== Source data ==
○ ○ ○ ○ ○
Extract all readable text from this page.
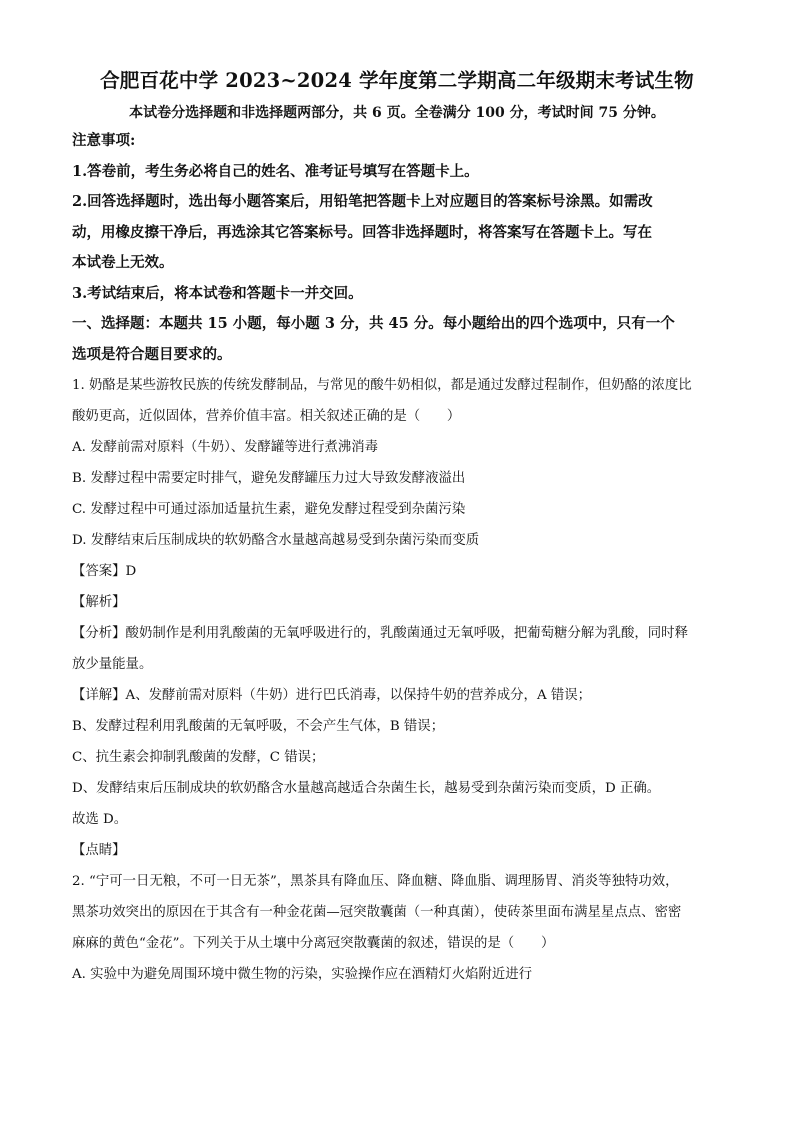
合肥百花中学 2023~2024 学年度第二学期高二年级期末考试生物

本试卷分选择题和非选择题两部分，共 6 页。全卷满分 100 分，考试时间 75 分钟。

注意事项:

1.答卷前，考生务必将自己的姓名、准考证号填写在答题卡上。

2.回答选择题时，选出每小题答案后，用铅笔把答题卡上对应题目的答案标号涂黑。如需改

动，用橡皮擦干净后，再选涂其它答案标号。回答非选择题时，将答案写在答题卡上。写在

本试卷上无效。

3.考试结束后，将本试卷和答题卡一并交回。

一、选择题：本题共 15 小题，每小题 3 分，共 45 分。每小题给出的四个选项中，只有一个

选项是符合题目要求的。

1. 奶酪是某些游牧民族的传统发酵制品，与常见的酸牛奶相似，都是通过发酵过程制作，但奶酪的浓度比

酸奶更高，近似固体，营养价值丰富。相关叙述正确的是（　　）

A. 发酵前需对原料（牛奶）、发酵罐等进行煮沸消毒

B. 发酵过程中需要定时排气，避免发酵罐压力过大导致发酵液溢出

C. 发酵过程中可通过添加适量抗生素，避免发酵过程受到杂菌污染

D. 发酵结束后压制成块的软奶酪含水量越高越易受到杂菌污染而变质

【答案】D

【解析】

【分析】酸奶制作是利用乳酸菌的无氧呼吸进行的，乳酸菌通过无氧呼吸，把葡萄糖分解为乳酸，同时释

放少量能量。

【详解】A、发酵前需对原料（牛奶）进行巴氏消毒，以保持牛奶的营养成分，A 错误；

B、发酵过程利用乳酸菌的无氧呼吸，不会产生气体，B 错误；

C、抗生素会抑制乳酸菌的发酵，C 错误；

D、发酵结束后压制成块的软奶酪含水量越高越适合杂菌生长，越易受到杂菌污染而变质，D 正确。

故选 D。

【点睛】

2. “宁可一日无粮，不可一日无茶”，黑茶具有降血压、降血糖、降血脂、调理肠胃、消炎等独特功效，

黑茶功效突出的原因在于其含有一种金花菌—冠突散囊菌（一种真菌），使砖茶里面布满星星点点、密密

麻麻的黄色“金花”。下列关于从土壤中分离冠突散囊菌的叙述，错误的是（　　）

A. 实验中为避免周围环境中微生物的污染，实验操作应在酒精灯火焰附近进行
○ ○ ○ ○ ○
== Task description ==
Exclude all images and restate the records above word for word.

== Exercise solution ==
Extract all readable text from this page.
合肥百花中学 2023~2024 学年度第二学期高二年级期末考试生物

本试卷分选择题和非选择题两部分，共 6 页。全卷满分 100 分，考试时间 75 分钟。

注意事项:

1.答卷前，考生务必将自己的姓名、准考证号填写在答题卡上。

2.回答选择题时，选出每小题答案后，用铅笔把答题卡上对应题目的答案标号涂黑。如需改

动，用橡皮擦干净后，再选涂其它答案标号。回答非选择题时，将答案写在答题卡上。写在

本试卷上无效。

3.考试结束后，将本试卷和答题卡一并交回。

一、选择题：本题共 15 小题，每小题 3 分，共 45 分。每小题给出的四个选项中，只有一个

选项是符合题目要求的。

1. 奶酪是某些游牧民族的传统发酵制品，与常见的酸牛奶相似，都是通过发酵过程制作，但奶酪的浓度比

酸奶更高，近似固体，营养价值丰富。相关叙述正确的是（　　）

A. 发酵前需对原料（牛奶）、发酵罐等进行煮沸消毒

B. 发酵过程中需要定时排气，避免发酵罐压力过大导致发酵液溢出

C. 发酵过程中可通过添加适量抗生素，避免发酵过程受到杂菌污染

D. 发酵结束后压制成块的软奶酪含水量越高越易受到杂菌污染而变质

【答案】D

【解析】

【分析】酸奶制作是利用乳酸菌的无氧呼吸进行的，乳酸菌通过无氧呼吸，把葡萄糖分解为乳酸，同时释

放少量能量。

【详解】A、发酵前需对原料（牛奶）进行巴氏消毒，以保持牛奶的营养成分，A 错误；

B、发酵过程利用乳酸菌的无氧呼吸，不会产生气体，B 错误；

C、抗生素会抑制乳酸菌的发酵，C 错误；

D、发酵结束后压制成块的软奶酪含水量越高越适合杂菌生长，越易受到杂菌污染而变质，D 正确。

故选 D。

【点睛】

2. “宁可一日无粮，不可一日无茶”，黑茶具有降血压、降血糖、降血脂、调理肠胃、消炎等独特功效，

黑茶功效突出的原因在于其含有一种金花菌—冠突散囊菌（一种真菌），使砖茶里面布满星星点点、密密

麻麻的黄色“金花”。下列关于从土壤中分离冠突散囊菌的叙述，错误的是（　　）

A. 实验中为避免周围环境中微生物的污染，实验操作应在酒精灯火焰附近进行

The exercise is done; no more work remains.